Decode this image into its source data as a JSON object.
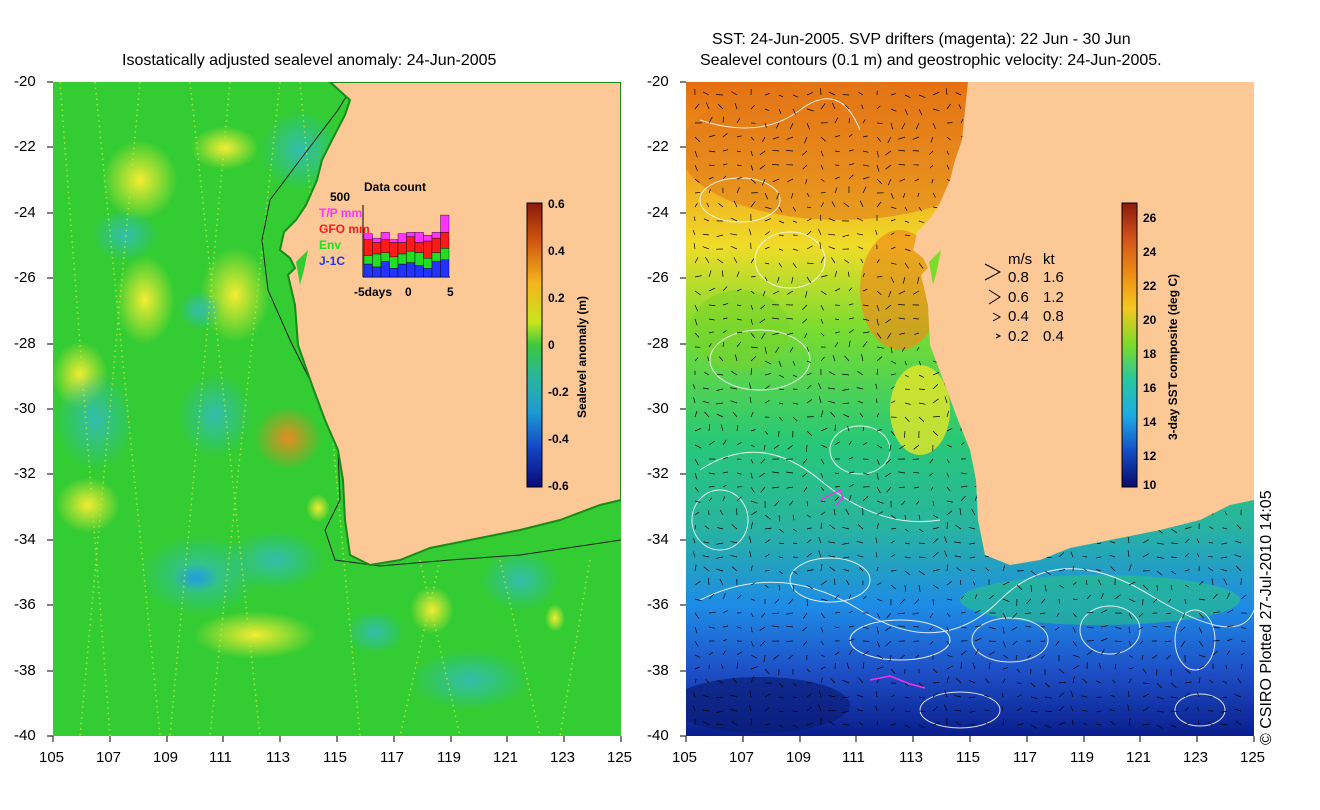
{
  "left_panel": {
    "title": "Isostatically adjusted sealevel anomaly: 24-Jun-2005",
    "lat_ticks": [
      "-20",
      "-22",
      "-24",
      "-26",
      "-28",
      "-30",
      "-32",
      "-34",
      "-36",
      "-38",
      "-40"
    ],
    "lon_ticks": [
      "105",
      "107",
      "109",
      "111",
      "113",
      "115",
      "117",
      "119",
      "121",
      "123",
      "125"
    ],
    "data_count": {
      "title": "Data count",
      "max_label": "500",
      "x_ticks": [
        "-5days",
        "0",
        "5"
      ],
      "legend": [
        {
          "label": "T/P mm",
          "color": "#ff33ff"
        },
        {
          "label": "GFO mm",
          "color": "#ff1a1a"
        },
        {
          "label": "Env",
          "color": "#22dd22"
        },
        {
          "label": "J-1C",
          "color": "#2233ff"
        }
      ],
      "bars": [
        {
          "jc": 90,
          "env": 60,
          "gfo": 110,
          "tp": 40
        },
        {
          "jc": 70,
          "env": 90,
          "gfo": 80,
          "tp": 30
        },
        {
          "jc": 110,
          "env": 60,
          "gfo": 90,
          "tp": 50
        },
        {
          "jc": 60,
          "env": 80,
          "gfo": 100,
          "tp": 20
        },
        {
          "jc": 90,
          "env": 70,
          "gfo": 80,
          "tp": 60
        },
        {
          "jc": 100,
          "env": 80,
          "gfo": 100,
          "tp": 30
        },
        {
          "jc": 80,
          "env": 90,
          "gfo": 70,
          "tp": 70
        },
        {
          "jc": 60,
          "env": 70,
          "gfo": 120,
          "tp": 40
        },
        {
          "jc": 110,
          "env": 60,
          "gfo": 100,
          "tp": 40
        },
        {
          "jc": 120,
          "env": 80,
          "gfo": 110,
          "tp": 120
        }
      ]
    },
    "colorbar": {
      "label": "Sealevel anomaly (m)",
      "ticks": [
        "0.6",
        "0.4",
        "0.2",
        "0",
        "-0.2",
        "-0.4",
        "-0.6"
      ]
    }
  },
  "right_panel": {
    "title_line1": "SST: 24-Jun-2005. SVP drifters (magenta): 22 Jun - 30 Jun",
    "title_line2": "Sealevel contours (0.1 m) and geostrophic velocity: 24-Jun-2005.",
    "lat_ticks": [
      "-20",
      "-22",
      "-24",
      "-26",
      "-28",
      "-30",
      "-32",
      "-34",
      "-36",
      "-38",
      "-40"
    ],
    "lon_ticks": [
      "105",
      "107",
      "109",
      "111",
      "113",
      "115",
      "117",
      "119",
      "121",
      "123",
      "125"
    ],
    "speed_legend": {
      "header_ms": "m/s",
      "header_kt": "kt",
      "rows": [
        {
          "ms": "0.8",
          "kt": "1.6"
        },
        {
          "ms": "0.6",
          "kt": "1.2"
        },
        {
          "ms": "0.4",
          "kt": "0.8"
        },
        {
          "ms": "0.2",
          "kt": "0.4"
        }
      ]
    },
    "colorbar": {
      "label": "3-day SST composite (deg C)",
      "ticks": [
        "26",
        "24",
        "22",
        "20",
        "18",
        "16",
        "14",
        "12",
        "10"
      ]
    }
  },
  "credit": "© CSIRO Plotted 27-Jul-2010 14:05",
  "colors": {
    "land": "#fbc896",
    "sla_ocean": "#33cc33",
    "sst_warm": "#f08010",
    "sst_cold": "#1e4fc8"
  }
}
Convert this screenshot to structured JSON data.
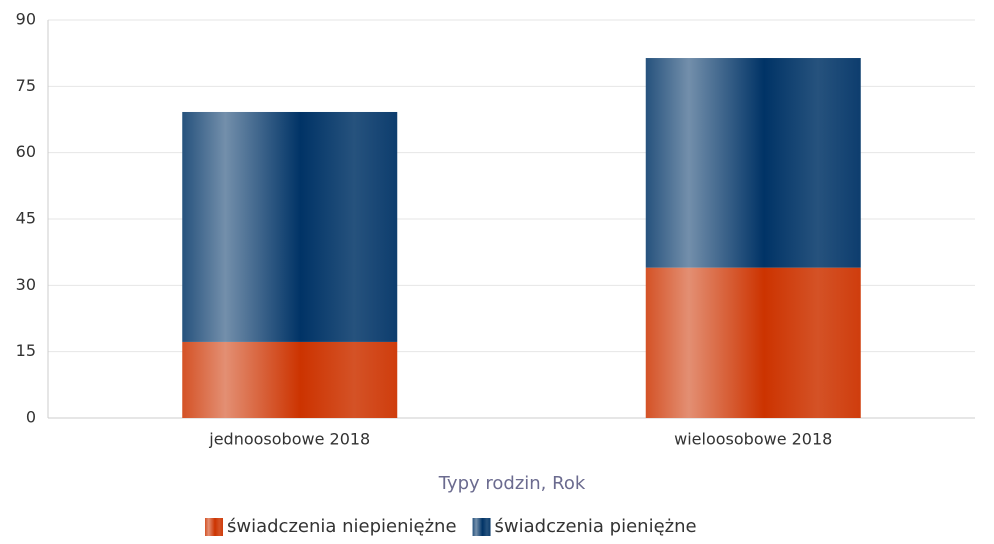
{
  "chart_data": {
    "type": "stacked_bar",
    "categories": [
      "jednoosobowe 2018",
      "wieloosobowe 2018"
    ],
    "series": [
      {
        "name": "świadczenia niepieniężne",
        "color": "#cc3300",
        "values": [
          17.2,
          34.0
        ]
      },
      {
        "name": "świadczenia pieniężne",
        "color": "#003366",
        "values": [
          52.0,
          47.4
        ]
      }
    ],
    "x_label": "Typy rodzin, Rok",
    "ylim": [
      0,
      90
    ],
    "yticks": [
      0,
      15,
      30,
      45,
      60,
      75,
      90
    ],
    "grid": true
  }
}
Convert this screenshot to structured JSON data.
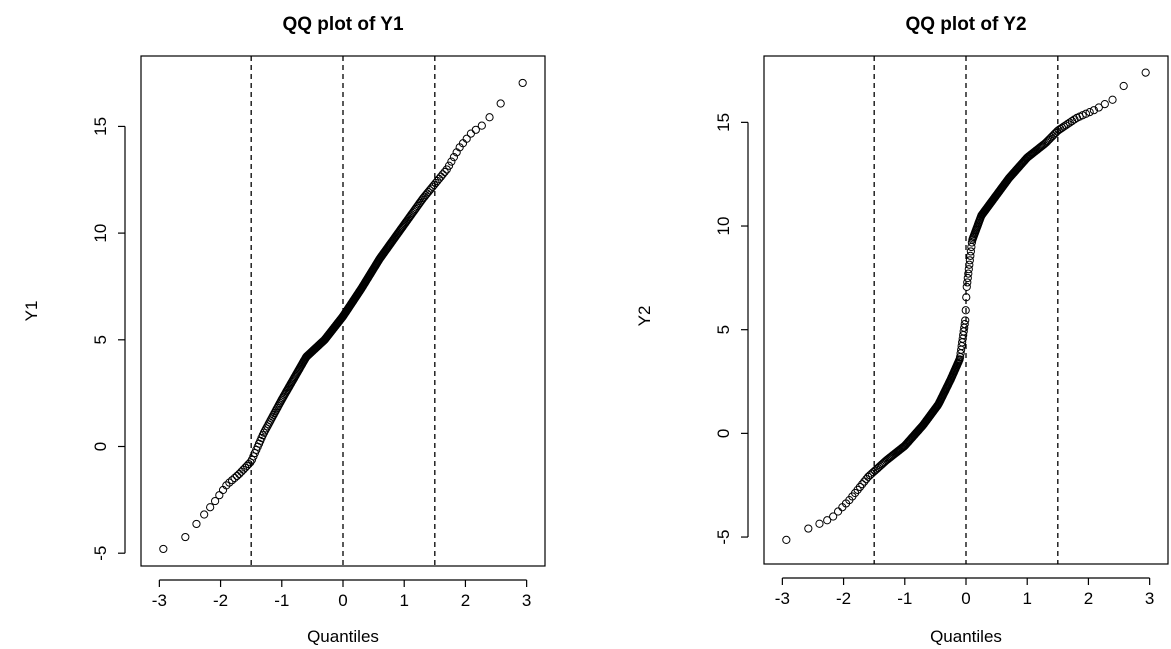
{
  "chart_data": [
    {
      "type": "scatter",
      "title": "QQ plot of Y1",
      "xlabel": "Quantiles",
      "ylabel": "Y1",
      "xlim": [
        -3.3,
        3.3
      ],
      "ylim": [
        -5.6,
        18.3
      ],
      "xticks": [
        -3,
        -2,
        -1,
        0,
        1,
        2,
        3
      ],
      "xtick_labels": [
        "-3",
        "-2",
        "-1",
        "0",
        "1",
        "2",
        "3"
      ],
      "yticks": [
        -5,
        0,
        5,
        10,
        15
      ],
      "ytick_labels": [
        "-5",
        "0",
        "5",
        "10",
        "15"
      ],
      "reference_lines_x": [
        -1.5,
        0,
        1.5
      ],
      "grid": false,
      "point_count": 300,
      "profile": {
        "x": [
          -3.08,
          -2.75,
          -2.5,
          -2.3,
          -2.1,
          -1.9,
          -1.7,
          -1.5,
          -1.3,
          -1.0,
          -0.6,
          -0.3,
          0,
          0.3,
          0.6,
          1.0,
          1.3,
          1.5,
          1.7,
          1.9,
          2.1,
          2.3,
          2.5,
          2.75,
          3.08
        ],
        "y": [
          -4.8,
          -4.8,
          -4.0,
          -3.3,
          -2.6,
          -1.8,
          -1.3,
          -0.7,
          0.6,
          2.2,
          4.2,
          5.0,
          6.1,
          7.4,
          8.8,
          10.4,
          11.6,
          12.3,
          13.0,
          14.0,
          14.7,
          15.1,
          15.8,
          16.7,
          17.3
        ]
      }
    },
    {
      "type": "scatter",
      "title": "QQ plot of Y2",
      "xlabel": "Quantiles",
      "ylabel": "Y2",
      "xlim": [
        -3.3,
        3.3
      ],
      "ylim": [
        -6.3,
        18.2
      ],
      "xticks": [
        -3,
        -2,
        -1,
        0,
        1,
        2,
        3
      ],
      "xtick_labels": [
        "-3",
        "-2",
        "-1",
        "0",
        "1",
        "2",
        "3"
      ],
      "yticks": [
        -5,
        0,
        5,
        10,
        15
      ],
      "ytick_labels": [
        "-5",
        "0",
        "5",
        "10",
        "15"
      ],
      "reference_lines_x": [
        -1.5,
        0,
        1.5
      ],
      "grid": false,
      "point_count": 300,
      "profile": {
        "x": [
          -3.08,
          -2.75,
          -2.5,
          -2.2,
          -1.9,
          -1.6,
          -1.3,
          -1.0,
          -0.7,
          -0.45,
          -0.25,
          -0.1,
          -0.01,
          0.01,
          0.1,
          0.25,
          0.45,
          0.7,
          1.0,
          1.3,
          1.5,
          1.8,
          2.1,
          2.4,
          2.75,
          3.08
        ],
        "y": [
          -5.4,
          -4.8,
          -4.5,
          -4.1,
          -3.2,
          -2.1,
          -1.3,
          -0.6,
          0.4,
          1.4,
          2.6,
          3.6,
          5.5,
          7.0,
          9.3,
          10.5,
          11.3,
          12.3,
          13.3,
          14.0,
          14.6,
          15.2,
          15.6,
          16.1,
          17.4,
          17.4
        ]
      }
    }
  ]
}
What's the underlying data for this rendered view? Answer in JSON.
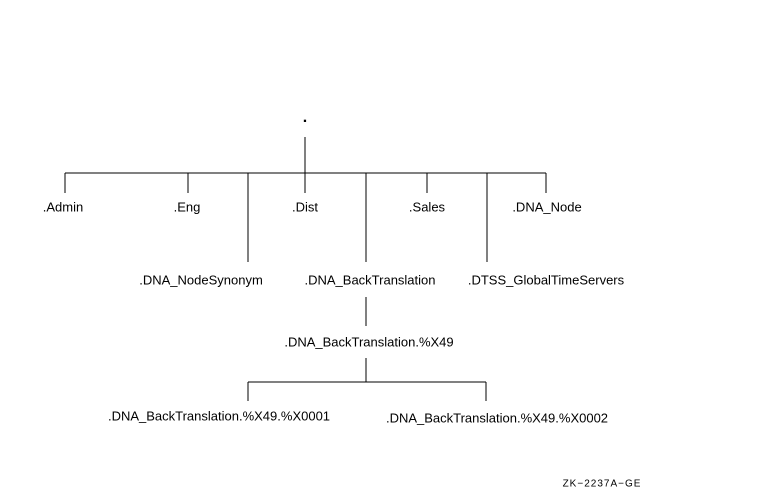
{
  "root": {
    "label": "."
  },
  "nodes": [
    {
      "label": ".Admin"
    },
    {
      "label": ".Eng"
    },
    {
      "label": ".Dist"
    },
    {
      "label": ".Sales"
    },
    {
      "label": ".DNA_Node"
    },
    {
      "label": ".DNA_NodeSynonym"
    },
    {
      "label": ".DNA_BackTranslation"
    },
    {
      "label": ".DTSS_GlobalTimeServers"
    },
    {
      "label": ".DNA_BackTranslation.%X49"
    },
    {
      "label": ".DNA_BackTranslation.%X49.%X0001"
    },
    {
      "label": ".DNA_BackTranslation.%X49.%X0002"
    }
  ],
  "figure_id": "ZK−2237A−GE"
}
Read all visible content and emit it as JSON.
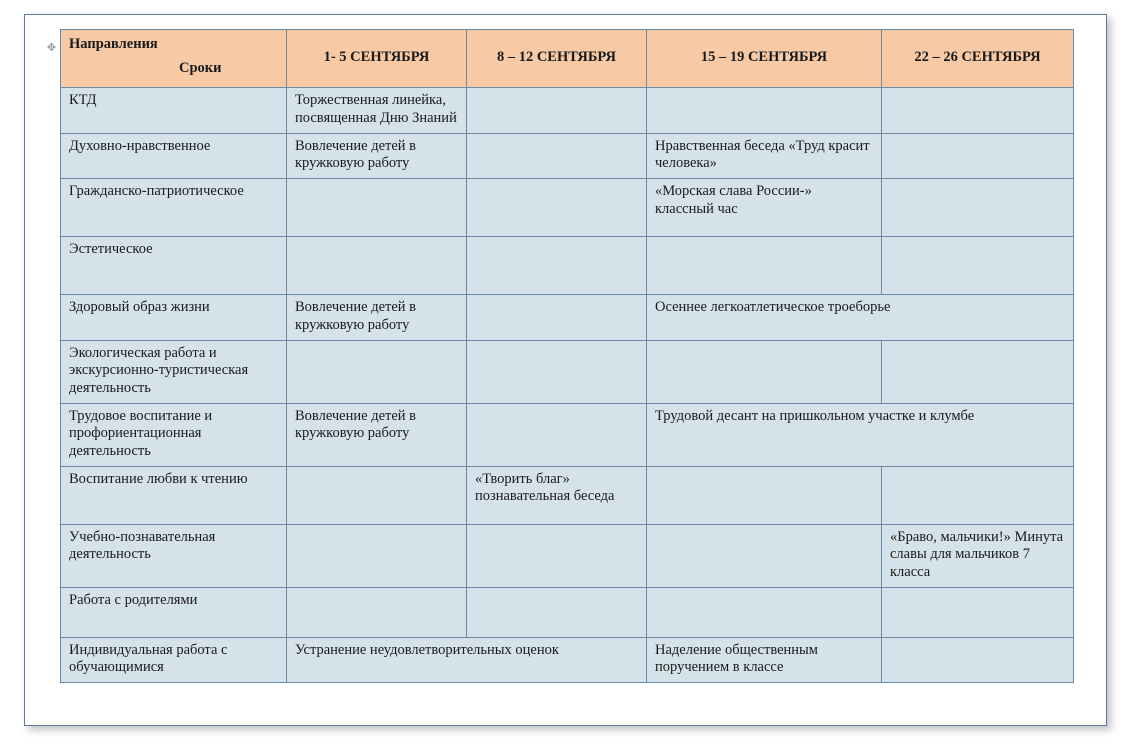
{
  "colors": {
    "header_bg": "#f7caa5",
    "body_bg": "#d5e2ea",
    "border": "#6b8aa8",
    "frame_border": "#5a7ca0"
  },
  "table": {
    "header": {
      "col0_line1": "Направления",
      "col0_line2": "Сроки",
      "col1": "1- 5 СЕНТЯБРЯ",
      "col2": "8 – 12 СЕНТЯБРЯ",
      "col3": "15 – 19 СЕНТЯБРЯ",
      "col4": "22 – 26 СЕНТЯБРЯ"
    },
    "rows": [
      {
        "dir": "КТД",
        "c1": "Торжественная линейка, посвященная Дню Знаний",
        "c2": "",
        "c3": "",
        "c4": ""
      },
      {
        "dir": "Духовно-нравственное",
        "c1": "Вовлечение детей в кружковую работу",
        "c2": "",
        "c3": "Нравственная беседа «Труд красит человека»",
        "c4": ""
      },
      {
        "dir": "Гражданско-патриотическое",
        "c1": "",
        "c2": "",
        "c3": "«Морская слава России-» классный час",
        "c4": ""
      },
      {
        "dir": "Эстетическое",
        "c1": "",
        "c2": "",
        "c3": "",
        "c4": ""
      },
      {
        "dir": "Здоровый образ жизни",
        "c1": "Вовлечение детей в кружковую работу",
        "c2": "",
        "c3_span2": "Осеннее легкоатлетическое троеборье"
      },
      {
        "dir": "Экологическая работа и экскурсионно-туристическая деятельность",
        "c1": "",
        "c2": "",
        "c3": "",
        "c4": ""
      },
      {
        "dir": "Трудовое воспитание и профориентационная деятельность",
        "c1": "Вовлечение детей в кружковую работу",
        "c2": "",
        "c3_span2": "Трудовой десант на пришкольном участке и клумбе"
      },
      {
        "dir": "Воспитание любви к чтению",
        "c1": "",
        "c2": "«Творить благ» познавательная беседа",
        "c3": "",
        "c4": ""
      },
      {
        "dir": "Учебно-познавательная деятельность",
        "c1": "",
        "c2": "",
        "c3": "",
        "c4": "«Браво, мальчики!» Минута славы для мальчиков 7 класса"
      },
      {
        "dir": "Работа с родителями",
        "c1": "",
        "c2": "",
        "c3": "",
        "c4": ""
      },
      {
        "dir": "Индивидуальная работа с обучающимися",
        "c1_span2": "Устранение неудовлетворительных оценок",
        "c3": "Наделение общественным поручением в классе",
        "c4": ""
      }
    ]
  }
}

→ **WRITTEN INSTRUCTION**
Only a number is wanted: how many lines of the material above hold "СЕНТЯБРЯ"?

→ **CORRECT RESPONSE**
4